§ Required work: Write the data out again, matching every line exactly.

▶

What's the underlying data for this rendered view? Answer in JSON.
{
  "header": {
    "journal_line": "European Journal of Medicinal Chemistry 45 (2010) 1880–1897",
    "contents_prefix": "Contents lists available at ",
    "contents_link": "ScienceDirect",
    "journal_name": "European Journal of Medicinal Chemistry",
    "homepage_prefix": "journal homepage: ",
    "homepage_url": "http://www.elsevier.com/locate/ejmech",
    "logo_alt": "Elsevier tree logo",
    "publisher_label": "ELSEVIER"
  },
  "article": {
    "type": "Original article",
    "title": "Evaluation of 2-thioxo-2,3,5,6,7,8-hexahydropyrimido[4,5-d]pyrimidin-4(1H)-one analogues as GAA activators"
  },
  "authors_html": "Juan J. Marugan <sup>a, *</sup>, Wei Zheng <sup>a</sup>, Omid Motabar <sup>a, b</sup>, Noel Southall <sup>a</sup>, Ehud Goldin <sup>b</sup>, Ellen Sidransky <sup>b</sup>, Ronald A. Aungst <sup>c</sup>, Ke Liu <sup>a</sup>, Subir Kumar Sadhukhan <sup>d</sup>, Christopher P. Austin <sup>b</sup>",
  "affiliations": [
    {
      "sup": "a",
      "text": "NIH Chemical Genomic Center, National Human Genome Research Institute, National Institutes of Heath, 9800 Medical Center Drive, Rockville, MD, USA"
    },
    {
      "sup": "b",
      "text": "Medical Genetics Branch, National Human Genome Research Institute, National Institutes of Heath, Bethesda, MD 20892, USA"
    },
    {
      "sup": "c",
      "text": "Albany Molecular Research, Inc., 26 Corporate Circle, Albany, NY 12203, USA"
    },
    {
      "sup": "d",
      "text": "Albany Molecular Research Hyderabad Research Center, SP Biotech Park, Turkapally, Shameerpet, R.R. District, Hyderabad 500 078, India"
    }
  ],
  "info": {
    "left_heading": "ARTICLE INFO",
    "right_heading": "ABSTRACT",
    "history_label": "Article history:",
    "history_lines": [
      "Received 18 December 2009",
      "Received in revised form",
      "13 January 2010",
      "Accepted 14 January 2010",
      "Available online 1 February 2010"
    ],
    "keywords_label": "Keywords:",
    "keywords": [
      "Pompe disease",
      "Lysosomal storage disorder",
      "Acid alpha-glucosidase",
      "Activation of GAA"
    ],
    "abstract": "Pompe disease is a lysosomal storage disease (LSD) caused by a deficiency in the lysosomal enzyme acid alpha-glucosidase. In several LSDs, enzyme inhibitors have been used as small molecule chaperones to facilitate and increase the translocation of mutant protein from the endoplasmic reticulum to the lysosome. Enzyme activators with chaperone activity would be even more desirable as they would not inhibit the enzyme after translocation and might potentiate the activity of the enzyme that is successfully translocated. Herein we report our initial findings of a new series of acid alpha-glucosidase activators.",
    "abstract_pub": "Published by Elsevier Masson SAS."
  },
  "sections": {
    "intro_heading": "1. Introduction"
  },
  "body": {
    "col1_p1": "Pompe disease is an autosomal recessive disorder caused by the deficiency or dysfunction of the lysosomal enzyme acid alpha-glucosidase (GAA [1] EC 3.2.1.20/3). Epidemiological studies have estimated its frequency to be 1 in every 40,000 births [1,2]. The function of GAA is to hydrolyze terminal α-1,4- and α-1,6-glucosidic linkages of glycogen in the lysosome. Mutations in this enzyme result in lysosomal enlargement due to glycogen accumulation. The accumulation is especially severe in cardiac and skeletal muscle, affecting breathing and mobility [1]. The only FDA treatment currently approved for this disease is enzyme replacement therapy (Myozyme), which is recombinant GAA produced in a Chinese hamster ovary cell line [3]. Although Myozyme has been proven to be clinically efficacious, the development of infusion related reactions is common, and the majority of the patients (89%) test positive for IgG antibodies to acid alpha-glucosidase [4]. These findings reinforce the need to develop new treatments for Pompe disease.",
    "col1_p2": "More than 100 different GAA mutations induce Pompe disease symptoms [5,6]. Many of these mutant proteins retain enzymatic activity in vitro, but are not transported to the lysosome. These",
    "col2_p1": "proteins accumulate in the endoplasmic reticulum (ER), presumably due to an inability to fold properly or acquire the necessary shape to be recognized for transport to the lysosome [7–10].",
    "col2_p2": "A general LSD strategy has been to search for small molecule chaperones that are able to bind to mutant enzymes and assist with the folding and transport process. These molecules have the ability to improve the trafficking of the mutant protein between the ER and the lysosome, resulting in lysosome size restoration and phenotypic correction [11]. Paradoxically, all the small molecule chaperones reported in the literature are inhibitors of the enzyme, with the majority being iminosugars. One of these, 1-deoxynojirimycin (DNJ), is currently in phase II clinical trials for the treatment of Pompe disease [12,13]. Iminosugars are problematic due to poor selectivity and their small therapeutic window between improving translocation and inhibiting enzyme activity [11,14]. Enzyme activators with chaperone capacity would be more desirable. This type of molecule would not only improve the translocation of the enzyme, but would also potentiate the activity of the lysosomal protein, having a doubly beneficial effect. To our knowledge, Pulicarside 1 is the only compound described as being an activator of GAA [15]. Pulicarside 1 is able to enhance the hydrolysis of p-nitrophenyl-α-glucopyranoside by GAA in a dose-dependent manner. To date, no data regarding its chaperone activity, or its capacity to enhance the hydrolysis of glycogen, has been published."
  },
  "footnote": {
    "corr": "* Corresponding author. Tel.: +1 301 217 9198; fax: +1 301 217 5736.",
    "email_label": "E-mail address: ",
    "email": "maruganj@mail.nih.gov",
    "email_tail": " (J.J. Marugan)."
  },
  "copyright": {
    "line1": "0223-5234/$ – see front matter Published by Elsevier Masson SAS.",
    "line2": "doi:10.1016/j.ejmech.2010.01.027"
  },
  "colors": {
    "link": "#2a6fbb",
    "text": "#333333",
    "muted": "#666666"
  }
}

◀

§ Task result:
What's the underlying data for this rendered view? Answer in JSON.
{
  "header": {
    "journal_line": "European Journal of Medicinal Chemistry 45 (2010) 1880–1897",
    "contents_prefix": "Contents lists available at ",
    "contents_link": "ScienceDirect",
    "journal_name": "European Journal of Medicinal Chemistry",
    "homepage_prefix": "journal homepage: ",
    "homepage_url": "http://www.elsevier.com/locate/ejmech",
    "logo_alt": "Elsevier tree logo",
    "publisher_label": "ELSEVIER"
  },
  "article": {
    "type": "Original article",
    "title": "Evaluation of 2-thioxo-2,3,5,6,7,8-hexahydropyrimido[4,5-d]pyrimidin-4(1H)-one analogues as GAA activators"
  },
  "authors_html": "Juan J. Marugan <sup>a, *</sup>, Wei Zheng <sup>a</sup>, Omid Motabar <sup>a, b</sup>, Noel Southall <sup>a</sup>, Ehud Goldin <sup>b</sup>, Ellen Sidransky <sup>b</sup>, Ronald A. Aungst <sup>c</sup>, Ke Liu <sup>a</sup>, Subir Kumar Sadhukhan <sup>d</sup>, Christopher P. Austin <sup>b</sup>",
  "affiliations": [
    {
      "sup": "a",
      "text": "NIH Chemical Genomic Center, National Human Genome Research Institute, National Institutes of Heath, 9800 Medical Center Drive, Rockville, MD, USA"
    },
    {
      "sup": "b",
      "text": "Medical Genetics Branch, National Human Genome Research Institute, National Institutes of Heath, Bethesda, MD 20892, USA"
    },
    {
      "sup": "c",
      "text": "Albany Molecular Research, Inc., 26 Corporate Circle, Albany, NY 12203, USA"
    },
    {
      "sup": "d",
      "text": "Albany Molecular Research Hyderabad Research Center, SP Biotech Park, Turkapally, Shameerpet, R.R. District, Hyderabad 500 078, India"
    }
  ],
  "info": {
    "left_heading": "ARTICLE INFO",
    "right_heading": "ABSTRACT",
    "history_label": "Article history:",
    "history_lines": [
      "Received 18 December 2009",
      "Received in revised form",
      "13 January 2010",
      "Accepted 14 January 2010",
      "Available online 1 February 2010"
    ],
    "keywords_label": "Keywords:",
    "keywords": [
      "Pompe disease",
      "Lysosomal storage disorder",
      "Acid alpha-glucosidase",
      "Activation of GAA"
    ],
    "abstract": "Pompe disease is a lysosomal storage disease (LSD) caused by a deficiency in the lysosomal enzyme acid alpha-glucosidase. In several LSDs, enzyme inhibitors have been used as small molecule chaperones to facilitate and increase the translocation of mutant protein from the endoplasmic reticulum to the lysosome. Enzyme activators with chaperone activity would be even more desirable as they would not inhibit the enzyme after translocation and might potentiate the activity of the enzyme that is successfully translocated. Herein we report our initial findings of a new series of acid alpha-glucosidase activators.",
    "abstract_pub": "Published by Elsevier Masson SAS."
  },
  "sections": {
    "intro_heading": "1. Introduction"
  },
  "body": {
    "col1_p1": "Pompe disease is an autosomal recessive disorder caused by the deficiency or dysfunction of the lysosomal enzyme acid alpha-glucosidase (GAA [1] EC 3.2.1.20/3). Epidemiological studies have estimated its frequency to be 1 in every 40,000 births [1,2]. The function of GAA is to hydrolyze terminal α-1,4- and α-1,6-glucosidic linkages of glycogen in the lysosome. Mutations in this enzyme result in lysosomal enlargement due to glycogen accumulation. The accumulation is especially severe in cardiac and skeletal muscle, affecting breathing and mobility [1]. The only FDA treatment currently approved for this disease is enzyme replacement therapy (Myozyme), which is recombinant GAA produced in a Chinese hamster ovary cell line [3]. Although Myozyme has been proven to be clinically efficacious, the development of infusion related reactions is common, and the majority of the patients (89%) test positive for IgG antibodies to acid alpha-glucosidase [4]. These findings reinforce the need to develop new treatments for Pompe disease.",
    "col1_p2": "More than 100 different GAA mutations induce Pompe disease symptoms [5,6]. Many of these mutant proteins retain enzymatic activity in vitro, but are not transported to the lysosome. These",
    "col2_p1": "proteins accumulate in the endoplasmic reticulum (ER), presumably due to an inability to fold properly or acquire the necessary shape to be recognized for transport to the lysosome [7–10].",
    "col2_p2": "A general LSD strategy has been to search for small molecule chaperones that are able to bind to mutant enzymes and assist with the folding and transport process. These molecules have the ability to improve the trafficking of the mutant protein between the ER and the lysosome, resulting in lysosome size restoration and phenotypic correction [11]. Paradoxically, all the small molecule chaperones reported in the literature are inhibitors of the enzyme, with the majority being iminosugars. One of these, 1-deoxynojirimycin (DNJ), is currently in phase II clinical trials for the treatment of Pompe disease [12,13]. Iminosugars are problematic due to poor selectivity and their small therapeutic window between improving translocation and inhibiting enzyme activity [11,14]. Enzyme activators with chaperone capacity would be more desirable. This type of molecule would not only improve the translocation of the enzyme, but would also potentiate the activity of the lysosomal protein, having a doubly beneficial effect. To our knowledge, Pulicarside 1 is the only compound described as being an activator of GAA [15]. Pulicarside 1 is able to enhance the hydrolysis of p-nitrophenyl-α-glucopyranoside by GAA in a dose-dependent manner. To date, no data regarding its chaperone activity, or its capacity to enhance the hydrolysis of glycogen, has been published."
  },
  "footnote": {
    "corr": "* Corresponding author. Tel.: +1 301 217 9198; fax: +1 301 217 5736.",
    "email_label": "E-mail address: ",
    "email": "maruganj@mail.nih.gov",
    "email_tail": " (J.J. Marugan)."
  },
  "copyright": {
    "line1": "0223-5234/$ – see front matter Published by Elsevier Masson SAS.",
    "line2": "doi:10.1016/j.ejmech.2010.01.027"
  },
  "colors": {
    "link": "#2a6fbb",
    "text": "#333333",
    "muted": "#666666"
  }
}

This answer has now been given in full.